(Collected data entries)
----
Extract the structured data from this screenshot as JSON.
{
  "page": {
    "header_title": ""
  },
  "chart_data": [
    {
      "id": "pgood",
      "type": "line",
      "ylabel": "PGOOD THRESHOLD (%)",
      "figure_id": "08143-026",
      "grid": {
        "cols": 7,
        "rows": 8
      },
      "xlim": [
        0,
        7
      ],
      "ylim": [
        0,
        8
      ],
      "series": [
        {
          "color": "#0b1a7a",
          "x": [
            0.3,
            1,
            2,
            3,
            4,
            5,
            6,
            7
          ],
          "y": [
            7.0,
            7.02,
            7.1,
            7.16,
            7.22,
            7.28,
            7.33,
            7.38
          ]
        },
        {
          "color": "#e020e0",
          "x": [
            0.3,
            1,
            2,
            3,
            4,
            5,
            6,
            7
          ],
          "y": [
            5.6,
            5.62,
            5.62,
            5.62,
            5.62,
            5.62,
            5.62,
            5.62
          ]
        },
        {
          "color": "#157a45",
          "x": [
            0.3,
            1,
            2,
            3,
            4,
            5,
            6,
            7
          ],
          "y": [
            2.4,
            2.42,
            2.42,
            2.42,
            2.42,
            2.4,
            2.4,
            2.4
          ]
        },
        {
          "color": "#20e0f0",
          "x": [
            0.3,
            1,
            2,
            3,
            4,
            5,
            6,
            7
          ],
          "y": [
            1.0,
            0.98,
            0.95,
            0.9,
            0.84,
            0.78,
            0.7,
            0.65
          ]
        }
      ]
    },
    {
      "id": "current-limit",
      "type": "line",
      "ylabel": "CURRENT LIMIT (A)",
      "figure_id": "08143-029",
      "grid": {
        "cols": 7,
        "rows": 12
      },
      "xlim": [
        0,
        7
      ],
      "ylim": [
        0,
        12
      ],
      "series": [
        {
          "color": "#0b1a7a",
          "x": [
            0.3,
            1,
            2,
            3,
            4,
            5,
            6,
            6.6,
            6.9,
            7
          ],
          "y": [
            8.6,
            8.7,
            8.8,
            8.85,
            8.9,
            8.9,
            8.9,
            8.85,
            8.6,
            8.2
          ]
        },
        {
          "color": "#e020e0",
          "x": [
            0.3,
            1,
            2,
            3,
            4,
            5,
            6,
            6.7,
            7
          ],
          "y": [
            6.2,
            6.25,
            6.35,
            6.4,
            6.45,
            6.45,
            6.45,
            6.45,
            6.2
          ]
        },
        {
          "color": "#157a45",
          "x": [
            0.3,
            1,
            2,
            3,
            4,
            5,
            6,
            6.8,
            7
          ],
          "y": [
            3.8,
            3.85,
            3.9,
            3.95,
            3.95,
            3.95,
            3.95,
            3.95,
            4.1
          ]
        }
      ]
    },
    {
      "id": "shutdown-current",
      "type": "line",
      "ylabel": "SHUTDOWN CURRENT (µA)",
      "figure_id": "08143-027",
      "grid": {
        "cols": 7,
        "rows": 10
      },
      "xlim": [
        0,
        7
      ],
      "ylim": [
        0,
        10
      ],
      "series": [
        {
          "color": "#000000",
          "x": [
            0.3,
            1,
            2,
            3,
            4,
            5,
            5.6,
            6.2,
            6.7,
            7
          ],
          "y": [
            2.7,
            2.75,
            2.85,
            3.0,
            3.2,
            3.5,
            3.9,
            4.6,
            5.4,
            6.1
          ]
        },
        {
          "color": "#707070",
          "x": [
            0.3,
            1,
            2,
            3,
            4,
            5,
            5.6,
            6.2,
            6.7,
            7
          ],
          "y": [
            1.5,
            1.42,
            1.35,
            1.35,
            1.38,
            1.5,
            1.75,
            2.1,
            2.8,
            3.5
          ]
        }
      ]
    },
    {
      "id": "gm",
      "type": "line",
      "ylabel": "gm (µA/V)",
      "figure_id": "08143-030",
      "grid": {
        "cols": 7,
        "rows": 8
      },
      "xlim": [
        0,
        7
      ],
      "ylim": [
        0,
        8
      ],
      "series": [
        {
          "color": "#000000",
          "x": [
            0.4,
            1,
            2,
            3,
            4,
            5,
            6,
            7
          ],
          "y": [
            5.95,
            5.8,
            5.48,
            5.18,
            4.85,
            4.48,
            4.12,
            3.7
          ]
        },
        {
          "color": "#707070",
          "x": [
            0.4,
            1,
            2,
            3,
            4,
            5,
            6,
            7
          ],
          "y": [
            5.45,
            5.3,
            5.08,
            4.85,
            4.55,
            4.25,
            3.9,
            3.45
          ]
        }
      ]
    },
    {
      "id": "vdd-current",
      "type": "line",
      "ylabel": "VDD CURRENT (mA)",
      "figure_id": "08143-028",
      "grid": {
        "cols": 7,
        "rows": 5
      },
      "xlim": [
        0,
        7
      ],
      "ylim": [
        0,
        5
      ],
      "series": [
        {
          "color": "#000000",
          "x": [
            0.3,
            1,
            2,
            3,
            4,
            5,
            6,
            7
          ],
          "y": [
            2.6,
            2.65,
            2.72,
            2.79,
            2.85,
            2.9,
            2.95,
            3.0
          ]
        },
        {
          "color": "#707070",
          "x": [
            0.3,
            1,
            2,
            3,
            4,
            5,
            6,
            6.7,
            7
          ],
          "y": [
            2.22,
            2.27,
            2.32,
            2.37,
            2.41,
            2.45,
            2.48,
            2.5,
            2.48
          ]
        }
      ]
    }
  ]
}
----
**Work to complete**
Working from the material above, retype it in its entirety without change.

**Solved exercise**
Extract the structured data from this screenshot as JSON.
{
  "page": {
    "header_title": ""
  },
  "chart_data": [
    {
      "id": "pgood",
      "type": "line",
      "ylabel": "PGOOD THRESHOLD (%)",
      "figure_id": "08143-026",
      "grid": {
        "cols": 7,
        "rows": 8
      },
      "xlim": [
        0,
        7
      ],
      "ylim": [
        0,
        8
      ],
      "series": [
        {
          "color": "#0b1a7a",
          "x": [
            0.3,
            1,
            2,
            3,
            4,
            5,
            6,
            7
          ],
          "y": [
            7.0,
            7.02,
            7.1,
            7.16,
            7.22,
            7.28,
            7.33,
            7.38
          ]
        },
        {
          "color": "#e020e0",
          "x": [
            0.3,
            1,
            2,
            3,
            4,
            5,
            6,
            7
          ],
          "y": [
            5.6,
            5.62,
            5.62,
            5.62,
            5.62,
            5.62,
            5.62,
            5.62
          ]
        },
        {
          "color": "#157a45",
          "x": [
            0.3,
            1,
            2,
            3,
            4,
            5,
            6,
            7
          ],
          "y": [
            2.4,
            2.42,
            2.42,
            2.42,
            2.42,
            2.4,
            2.4,
            2.4
          ]
        },
        {
          "color": "#20e0f0",
          "x": [
            0.3,
            1,
            2,
            3,
            4,
            5,
            6,
            7
          ],
          "y": [
            1.0,
            0.98,
            0.95,
            0.9,
            0.84,
            0.78,
            0.7,
            0.65
          ]
        }
      ]
    },
    {
      "id": "current-limit",
      "type": "line",
      "ylabel": "CURRENT LIMIT (A)",
      "figure_id": "08143-029",
      "grid": {
        "cols": 7,
        "rows": 12
      },
      "xlim": [
        0,
        7
      ],
      "ylim": [
        0,
        12
      ],
      "series": [
        {
          "color": "#0b1a7a",
          "x": [
            0.3,
            1,
            2,
            3,
            4,
            5,
            6,
            6.6,
            6.9,
            7
          ],
          "y": [
            8.6,
            8.7,
            8.8,
            8.85,
            8.9,
            8.9,
            8.9,
            8.85,
            8.6,
            8.2
          ]
        },
        {
          "color": "#e020e0",
          "x": [
            0.3,
            1,
            2,
            3,
            4,
            5,
            6,
            6.7,
            7
          ],
          "y": [
            6.2,
            6.25,
            6.35,
            6.4,
            6.45,
            6.45,
            6.45,
            6.45,
            6.2
          ]
        },
        {
          "color": "#157a45",
          "x": [
            0.3,
            1,
            2,
            3,
            4,
            5,
            6,
            6.8,
            7
          ],
          "y": [
            3.8,
            3.85,
            3.9,
            3.95,
            3.95,
            3.95,
            3.95,
            3.95,
            4.1
          ]
        }
      ]
    },
    {
      "id": "shutdown-current",
      "type": "line",
      "ylabel": "SHUTDOWN CURRENT (µA)",
      "figure_id": "08143-027",
      "grid": {
        "cols": 7,
        "rows": 10
      },
      "xlim": [
        0,
        7
      ],
      "ylim": [
        0,
        10
      ],
      "series": [
        {
          "color": "#000000",
          "x": [
            0.3,
            1,
            2,
            3,
            4,
            5,
            5.6,
            6.2,
            6.7,
            7
          ],
          "y": [
            2.7,
            2.75,
            2.85,
            3.0,
            3.2,
            3.5,
            3.9,
            4.6,
            5.4,
            6.1
          ]
        },
        {
          "color": "#707070",
          "x": [
            0.3,
            1,
            2,
            3,
            4,
            5,
            5.6,
            6.2,
            6.7,
            7
          ],
          "y": [
            1.5,
            1.42,
            1.35,
            1.35,
            1.38,
            1.5,
            1.75,
            2.1,
            2.8,
            3.5
          ]
        }
      ]
    },
    {
      "id": "gm",
      "type": "line",
      "ylabel": "gm (µA/V)",
      "figure_id": "08143-030",
      "grid": {
        "cols": 7,
        "rows": 8
      },
      "xlim": [
        0,
        7
      ],
      "ylim": [
        0,
        8
      ],
      "series": [
        {
          "color": "#000000",
          "x": [
            0.4,
            1,
            2,
            3,
            4,
            5,
            6,
            7
          ],
          "y": [
            5.95,
            5.8,
            5.48,
            5.18,
            4.85,
            4.48,
            4.12,
            3.7
          ]
        },
        {
          "color": "#707070",
          "x": [
            0.4,
            1,
            2,
            3,
            4,
            5,
            6,
            7
          ],
          "y": [
            5.45,
            5.3,
            5.08,
            4.85,
            4.55,
            4.25,
            3.9,
            3.45
          ]
        }
      ]
    },
    {
      "id": "vdd-current",
      "type": "line",
      "ylabel": "VDD CURRENT (mA)",
      "figure_id": "08143-028",
      "grid": {
        "cols": 7,
        "rows": 5
      },
      "xlim": [
        0,
        7
      ],
      "ylim": [
        0,
        5
      ],
      "series": [
        {
          "color": "#000000",
          "x": [
            0.3,
            1,
            2,
            3,
            4,
            5,
            6,
            7
          ],
          "y": [
            2.6,
            2.65,
            2.72,
            2.79,
            2.85,
            2.9,
            2.95,
            3.0
          ]
        },
        {
          "color": "#707070",
          "x": [
            0.3,
            1,
            2,
            3,
            4,
            5,
            6,
            6.7,
            7
          ],
          "y": [
            2.22,
            2.27,
            2.32,
            2.37,
            2.41,
            2.45,
            2.48,
            2.5,
            2.48
          ]
        }
      ]
    }
  ]
}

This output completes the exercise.